- **TASK DIRECTIONS**: Return the full listing exactly as it is written.

---- TASK MATERIAL

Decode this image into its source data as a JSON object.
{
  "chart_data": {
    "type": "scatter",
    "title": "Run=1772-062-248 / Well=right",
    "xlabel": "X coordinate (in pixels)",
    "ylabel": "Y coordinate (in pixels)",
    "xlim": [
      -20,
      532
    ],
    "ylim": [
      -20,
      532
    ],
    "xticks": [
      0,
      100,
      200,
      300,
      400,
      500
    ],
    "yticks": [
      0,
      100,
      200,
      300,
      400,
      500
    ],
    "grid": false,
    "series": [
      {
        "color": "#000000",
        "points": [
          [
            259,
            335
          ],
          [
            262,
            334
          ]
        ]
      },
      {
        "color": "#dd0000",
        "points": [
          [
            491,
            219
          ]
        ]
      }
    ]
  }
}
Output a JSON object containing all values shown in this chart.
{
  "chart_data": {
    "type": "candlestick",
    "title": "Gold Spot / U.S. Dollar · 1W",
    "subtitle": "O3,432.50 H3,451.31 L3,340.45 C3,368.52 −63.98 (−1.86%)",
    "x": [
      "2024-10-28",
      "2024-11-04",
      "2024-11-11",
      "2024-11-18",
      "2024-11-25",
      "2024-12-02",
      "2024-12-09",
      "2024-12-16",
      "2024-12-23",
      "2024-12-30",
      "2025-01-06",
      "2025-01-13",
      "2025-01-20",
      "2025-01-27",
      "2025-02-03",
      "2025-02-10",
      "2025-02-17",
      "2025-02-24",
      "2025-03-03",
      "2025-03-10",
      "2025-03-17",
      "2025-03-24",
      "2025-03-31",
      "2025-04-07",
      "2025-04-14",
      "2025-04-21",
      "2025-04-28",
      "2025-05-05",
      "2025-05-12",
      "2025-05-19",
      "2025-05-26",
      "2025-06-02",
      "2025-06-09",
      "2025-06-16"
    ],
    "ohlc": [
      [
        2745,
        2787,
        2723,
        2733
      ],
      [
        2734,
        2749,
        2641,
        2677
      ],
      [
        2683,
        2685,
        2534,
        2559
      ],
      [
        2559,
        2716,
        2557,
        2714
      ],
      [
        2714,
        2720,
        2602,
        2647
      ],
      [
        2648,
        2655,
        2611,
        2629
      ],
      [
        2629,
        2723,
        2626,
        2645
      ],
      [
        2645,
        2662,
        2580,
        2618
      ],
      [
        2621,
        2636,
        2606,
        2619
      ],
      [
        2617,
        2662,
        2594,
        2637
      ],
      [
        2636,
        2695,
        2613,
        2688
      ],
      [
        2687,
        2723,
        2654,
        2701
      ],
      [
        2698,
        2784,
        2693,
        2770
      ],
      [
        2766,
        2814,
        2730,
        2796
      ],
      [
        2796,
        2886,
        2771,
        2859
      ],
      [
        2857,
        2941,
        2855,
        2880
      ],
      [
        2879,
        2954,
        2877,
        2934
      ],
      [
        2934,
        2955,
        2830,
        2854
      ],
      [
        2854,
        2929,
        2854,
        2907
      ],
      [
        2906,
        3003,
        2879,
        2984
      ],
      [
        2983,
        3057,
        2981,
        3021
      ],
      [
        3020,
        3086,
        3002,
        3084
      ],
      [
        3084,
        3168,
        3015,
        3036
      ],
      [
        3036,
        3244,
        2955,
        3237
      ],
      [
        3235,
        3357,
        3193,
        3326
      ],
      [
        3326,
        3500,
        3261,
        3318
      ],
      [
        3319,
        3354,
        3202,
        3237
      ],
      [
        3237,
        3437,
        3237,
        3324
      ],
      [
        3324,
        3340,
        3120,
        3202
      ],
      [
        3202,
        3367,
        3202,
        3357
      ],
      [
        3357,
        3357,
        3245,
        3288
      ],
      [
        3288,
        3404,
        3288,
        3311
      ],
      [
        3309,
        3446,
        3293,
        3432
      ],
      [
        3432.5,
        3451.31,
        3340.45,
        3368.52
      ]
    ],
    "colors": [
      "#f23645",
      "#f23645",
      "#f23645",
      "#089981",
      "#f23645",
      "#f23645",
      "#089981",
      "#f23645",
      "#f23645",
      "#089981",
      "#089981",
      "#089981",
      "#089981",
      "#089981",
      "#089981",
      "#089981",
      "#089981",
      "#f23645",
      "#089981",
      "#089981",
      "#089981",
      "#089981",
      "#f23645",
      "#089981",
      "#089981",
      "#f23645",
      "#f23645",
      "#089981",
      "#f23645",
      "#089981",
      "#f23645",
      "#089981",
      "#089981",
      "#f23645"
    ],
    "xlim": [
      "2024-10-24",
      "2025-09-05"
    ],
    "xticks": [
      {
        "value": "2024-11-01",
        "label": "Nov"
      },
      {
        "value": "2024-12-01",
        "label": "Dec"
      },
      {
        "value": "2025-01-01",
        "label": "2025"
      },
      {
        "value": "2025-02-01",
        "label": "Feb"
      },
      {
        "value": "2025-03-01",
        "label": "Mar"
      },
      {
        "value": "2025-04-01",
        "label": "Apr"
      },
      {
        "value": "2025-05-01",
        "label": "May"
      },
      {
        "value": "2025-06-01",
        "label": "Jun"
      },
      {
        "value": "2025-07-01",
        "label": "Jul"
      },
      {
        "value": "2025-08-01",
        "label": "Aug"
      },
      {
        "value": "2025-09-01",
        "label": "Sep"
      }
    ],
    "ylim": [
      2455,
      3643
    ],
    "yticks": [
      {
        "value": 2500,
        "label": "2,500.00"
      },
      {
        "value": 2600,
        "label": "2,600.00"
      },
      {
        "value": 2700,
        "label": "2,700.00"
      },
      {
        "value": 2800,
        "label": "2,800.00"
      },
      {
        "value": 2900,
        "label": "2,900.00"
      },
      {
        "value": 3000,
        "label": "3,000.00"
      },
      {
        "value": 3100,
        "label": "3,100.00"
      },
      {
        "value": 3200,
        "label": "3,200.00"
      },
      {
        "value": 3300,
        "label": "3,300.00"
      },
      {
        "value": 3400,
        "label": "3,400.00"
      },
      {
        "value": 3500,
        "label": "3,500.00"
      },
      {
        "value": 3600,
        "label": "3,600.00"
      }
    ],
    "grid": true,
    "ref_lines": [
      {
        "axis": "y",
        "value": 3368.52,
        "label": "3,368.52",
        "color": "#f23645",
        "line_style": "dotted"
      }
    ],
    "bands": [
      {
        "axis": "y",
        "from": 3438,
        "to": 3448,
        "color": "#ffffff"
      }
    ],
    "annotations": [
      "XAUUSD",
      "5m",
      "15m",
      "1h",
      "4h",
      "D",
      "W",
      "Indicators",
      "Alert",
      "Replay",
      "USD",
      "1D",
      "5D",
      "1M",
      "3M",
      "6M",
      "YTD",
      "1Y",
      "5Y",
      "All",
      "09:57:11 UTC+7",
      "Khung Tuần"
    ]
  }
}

--------

- **EXPECTED ANSWER**:
Decode this image into its source data as a JSON object.
{
  "chart_data": {
    "type": "scatter",
    "title": "Run=1772-062-248 / Well=right",
    "xlabel": "X coordinate (in pixels)",
    "ylabel": "Y coordinate (in pixels)",
    "xlim": [
      -20,
      532
    ],
    "ylim": [
      -20,
      532
    ],
    "xticks": [
      0,
      100,
      200,
      300,
      400,
      500
    ],
    "yticks": [
      0,
      100,
      200,
      300,
      400,
      500
    ],
    "grid": false,
    "series": [
      {
        "color": "#000000",
        "points": [
          [
            259,
            335
          ],
          [
            262,
            334
          ]
        ]
      },
      {
        "color": "#dd0000",
        "points": [
          [
            491,
            219
          ]
        ]
      }
    ]
  }
}
Output a JSON object containing all values shown in this chart.
{
  "chart_data": {
    "type": "candlestick",
    "title": "Gold Spot / U.S. Dollar · 1W",
    "subtitle": "O3,432.50 H3,451.31 L3,340.45 C3,368.52 −63.98 (−1.86%)",
    "x": [
      "2024-10-28",
      "2024-11-04",
      "2024-11-11",
      "2024-11-18",
      "2024-11-25",
      "2024-12-02",
      "2024-12-09",
      "2024-12-16",
      "2024-12-23",
      "2024-12-30",
      "2025-01-06",
      "2025-01-13",
      "2025-01-20",
      "2025-01-27",
      "2025-02-03",
      "2025-02-10",
      "2025-02-17",
      "2025-02-24",
      "2025-03-03",
      "2025-03-10",
      "2025-03-17",
      "2025-03-24",
      "2025-03-31",
      "2025-04-07",
      "2025-04-14",
      "2025-04-21",
      "2025-04-28",
      "2025-05-05",
      "2025-05-12",
      "2025-05-19",
      "2025-05-26",
      "2025-06-02",
      "2025-06-09",
      "2025-06-16"
    ],
    "ohlc": [
      [
        2745,
        2787,
        2723,
        2733
      ],
      [
        2734,
        2749,
        2641,
        2677
      ],
      [
        2683,
        2685,
        2534,
        2559
      ],
      [
        2559,
        2716,
        2557,
        2714
      ],
      [
        2714,
        2720,
        2602,
        2647
      ],
      [
        2648,
        2655,
        2611,
        2629
      ],
      [
        2629,
        2723,
        2626,
        2645
      ],
      [
        2645,
        2662,
        2580,
        2618
      ],
      [
        2621,
        2636,
        2606,
        2619
      ],
      [
        2617,
        2662,
        2594,
        2637
      ],
      [
        2636,
        2695,
        2613,
        2688
      ],
      [
        2687,
        2723,
        2654,
        2701
      ],
      [
        2698,
        2784,
        2693,
        2770
      ],
      [
        2766,
        2814,
        2730,
        2796
      ],
      [
        2796,
        2886,
        2771,
        2859
      ],
      [
        2857,
        2941,
        2855,
        2880
      ],
      [
        2879,
        2954,
        2877,
        2934
      ],
      [
        2934,
        2955,
        2830,
        2854
      ],
      [
        2854,
        2929,
        2854,
        2907
      ],
      [
        2906,
        3003,
        2879,
        2984
      ],
      [
        2983,
        3057,
        2981,
        3021
      ],
      [
        3020,
        3086,
        3002,
        3084
      ],
      [
        3084,
        3168,
        3015,
        3036
      ],
      [
        3036,
        3244,
        2955,
        3237
      ],
      [
        3235,
        3357,
        3193,
        3326
      ],
      [
        3326,
        3500,
        3261,
        3318
      ],
      [
        3319,
        3354,
        3202,
        3237
      ],
      [
        3237,
        3437,
        3237,
        3324
      ],
      [
        3324,
        3340,
        3120,
        3202
      ],
      [
        3202,
        3367,
        3202,
        3357
      ],
      [
        3357,
        3357,
        3245,
        3288
      ],
      [
        3288,
        3404,
        3288,
        3311
      ],
      [
        3309,
        3446,
        3293,
        3432
      ],
      [
        3432.5,
        3451.31,
        3340.45,
        3368.52
      ]
    ],
    "colors": [
      "#f23645",
      "#f23645",
      "#f23645",
      "#089981",
      "#f23645",
      "#f23645",
      "#089981",
      "#f23645",
      "#f23645",
      "#089981",
      "#089981",
      "#089981",
      "#089981",
      "#089981",
      "#089981",
      "#089981",
      "#089981",
      "#f23645",
      "#089981",
      "#089981",
      "#089981",
      "#089981",
      "#f23645",
      "#089981",
      "#089981",
      "#f23645",
      "#f23645",
      "#089981",
      "#f23645",
      "#089981",
      "#f23645",
      "#089981",
      "#089981",
      "#f23645"
    ],
    "xlim": [
      "2024-10-24",
      "2025-09-05"
    ],
    "xticks": [
      {
        "value": "2024-11-01",
        "label": "Nov"
      },
      {
        "value": "2024-12-01",
        "label": "Dec"
      },
      {
        "value": "2025-01-01",
        "label": "2025"
      },
      {
        "value": "2025-02-01",
        "label": "Feb"
      },
      {
        "value": "2025-03-01",
        "label": "Mar"
      },
      {
        "value": "2025-04-01",
        "label": "Apr"
      },
      {
        "value": "2025-05-01",
        "label": "May"
      },
      {
        "value": "2025-06-01",
        "label": "Jun"
      },
      {
        "value": "2025-07-01",
        "label": "Jul"
      },
      {
        "value": "2025-08-01",
        "label": "Aug"
      },
      {
        "value": "2025-09-01",
        "label": "Sep"
      }
    ],
    "ylim": [
      2455,
      3643
    ],
    "yticks": [
      {
        "value": 2500,
        "label": "2,500.00"
      },
      {
        "value": 2600,
        "label": "2,600.00"
      },
      {
        "value": 2700,
        "label": "2,700.00"
      },
      {
        "value": 2800,
        "label": "2,800.00"
      },
      {
        "value": 2900,
        "label": "2,900.00"
      },
      {
        "value": 3000,
        "label": "3,000.00"
      },
      {
        "value": 3100,
        "label": "3,100.00"
      },
      {
        "value": 3200,
        "label": "3,200.00"
      },
      {
        "value": 3300,
        "label": "3,300.00"
      },
      {
        "value": 3400,
        "label": "3,400.00"
      },
      {
        "value": 3500,
        "label": "3,500.00"
      },
      {
        "value": 3600,
        "label": "3,600.00"
      }
    ],
    "grid": true,
    "ref_lines": [
      {
        "axis": "y",
        "value": 3368.52,
        "label": "3,368.52",
        "color": "#f23645",
        "line_style": "dotted"
      }
    ],
    "bands": [
      {
        "axis": "y",
        "from": 3438,
        "to": 3448,
        "color": "#ffffff"
      }
    ],
    "annotations": [
      "XAUUSD",
      "5m",
      "15m",
      "1h",
      "4h",
      "D",
      "W",
      "Indicators",
      "Alert",
      "Replay",
      "USD",
      "1D",
      "5D",
      "1M",
      "3M",
      "6M",
      "YTD",
      "1Y",
      "5Y",
      "All",
      "09:57:11 UTC+7",
      "Khung Tuần"
    ]
  }
}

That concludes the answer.